__Task to carry out__. Please give the entries again in full and exactly, without any picture.

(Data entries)
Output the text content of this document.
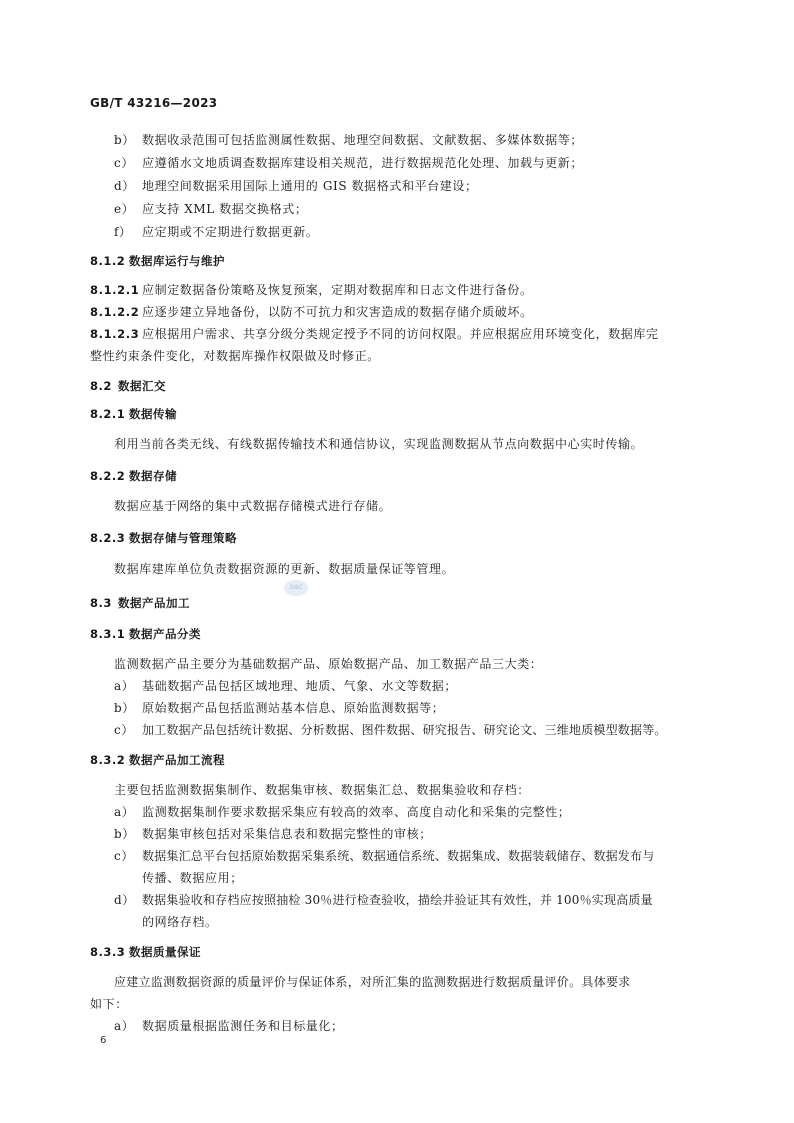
GB/T 43216—2023
b） 数据收录范围可包括监测属性数据、地理空间数据、文献数据、多媒体数据等；
c） 应遵循水文地质调查数据库建设相关规范，进行数据规范化处理、加载与更新；
d） 地理空间数据采用国际上通用的 GIS 数据格式和平台建设；
e） 应支持 XML 数据交换格式；
f） 应定期或不定期进行数据更新。
8.1.2 数据库运行与维护
8.1.2.1 应制定数据备份策略及恢复预案，定期对数据库和日志文件进行备份。
8.1.2.2 应逐步建立异地备份，以防不可抗力和灾害造成的数据存储介质破坏。
8.1.2.3 应根据用户需求、共享分级分类规定授予不同的访问权限。并应根据应用环境变化，数据库完
整性约束条件变化，对数据库操作权限做及时修正。
8.2 数据汇交
8.2.1 数据传输
利用当前各类无线、有线数据传输技术和通信协议，实现监测数据从节点向数据中心实时传输。
8.2.2 数据存储
数据应基于网络的集中式数据存储模式进行存储。
8.2.3 数据存储与管理策略
数据库建库单位负责数据资源的更新、数据质量保证等管理。
8.3 数据产品加工
8.3.1 数据产品分类
监测数据产品主要分为基础数据产品、原始数据产品、加工数据产品三大类：
a） 基础数据产品包括区域地理、地质、气象、水文等数据；
b） 原始数据产品包括监测站基本信息、原始监测数据等；
c） 加工数据产品包括统计数据、分析数据、图件数据、研究报告、研究论文、三维地质模型数据等。
8.3.2 数据产品加工流程
主要包括监测数据集制作、数据集审核、数据集汇总、数据集验收和存档：
a） 监测数据集制作要求数据采集应有较高的效率、高度自动化和采集的完整性；
b） 数据集审核包括对采集信息表和数据完整性的审核；
c） 数据集汇总平台包括原始数据采集系统、数据通信系统、数据集成、数据装载储存、数据发布与
传播、数据应用；
d） 数据集验收和存档应按照抽检 30％进行检查验收，描绘并验证其有效性，并 100％实现高质量
的网络存档。
8.3.3 数据质量保证
应建立监测数据资源的质量评价与保证体系，对所汇集的监测数据进行数据质量评价。具体要求
如下：
a） 数据质量根据监测任务和目标量化；
SAC
6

__Task result__.
Output the text content of this document.
GB/T 43216—2023
b） 数据收录范围可包括监测属性数据、地理空间数据、文献数据、多媒体数据等；
c） 应遵循水文地质调查数据库建设相关规范，进行数据规范化处理、加载与更新；
d） 地理空间数据采用国际上通用的 GIS 数据格式和平台建设；
e） 应支持 XML 数据交换格式；
f） 应定期或不定期进行数据更新。
8.1.2 数据库运行与维护
8.1.2.1 应制定数据备份策略及恢复预案，定期对数据库和日志文件进行备份。
8.1.2.2 应逐步建立异地备份，以防不可抗力和灾害造成的数据存储介质破坏。
8.1.2.3 应根据用户需求、共享分级分类规定授予不同的访问权限。并应根据应用环境变化，数据库完
整性约束条件变化，对数据库操作权限做及时修正。
8.2 数据汇交
8.2.1 数据传输
利用当前各类无线、有线数据传输技术和通信协议，实现监测数据从节点向数据中心实时传输。
8.2.2 数据存储
数据应基于网络的集中式数据存储模式进行存储。
8.2.3 数据存储与管理策略
数据库建库单位负责数据资源的更新、数据质量保证等管理。
8.3 数据产品加工
8.3.1 数据产品分类
监测数据产品主要分为基础数据产品、原始数据产品、加工数据产品三大类：
a） 基础数据产品包括区域地理、地质、气象、水文等数据；
b） 原始数据产品包括监测站基本信息、原始监测数据等；
c） 加工数据产品包括统计数据、分析数据、图件数据、研究报告、研究论文、三维地质模型数据等。
8.3.2 数据产品加工流程
主要包括监测数据集制作、数据集审核、数据集汇总、数据集验收和存档：
a） 监测数据集制作要求数据采集应有较高的效率、高度自动化和采集的完整性；
b） 数据集审核包括对采集信息表和数据完整性的审核；
c） 数据集汇总平台包括原始数据采集系统、数据通信系统、数据集成、数据装载储存、数据发布与
传播、数据应用；
d） 数据集验收和存档应按照抽检 30％进行检查验收，描绘并验证其有效性，并 100％实现高质量
的网络存档。
8.3.3 数据质量保证
应建立监测数据资源的质量评价与保证体系，对所汇集的监测数据进行数据质量评价。具体要求
如下：
a） 数据质量根据监测任务和目标量化；
SAC
6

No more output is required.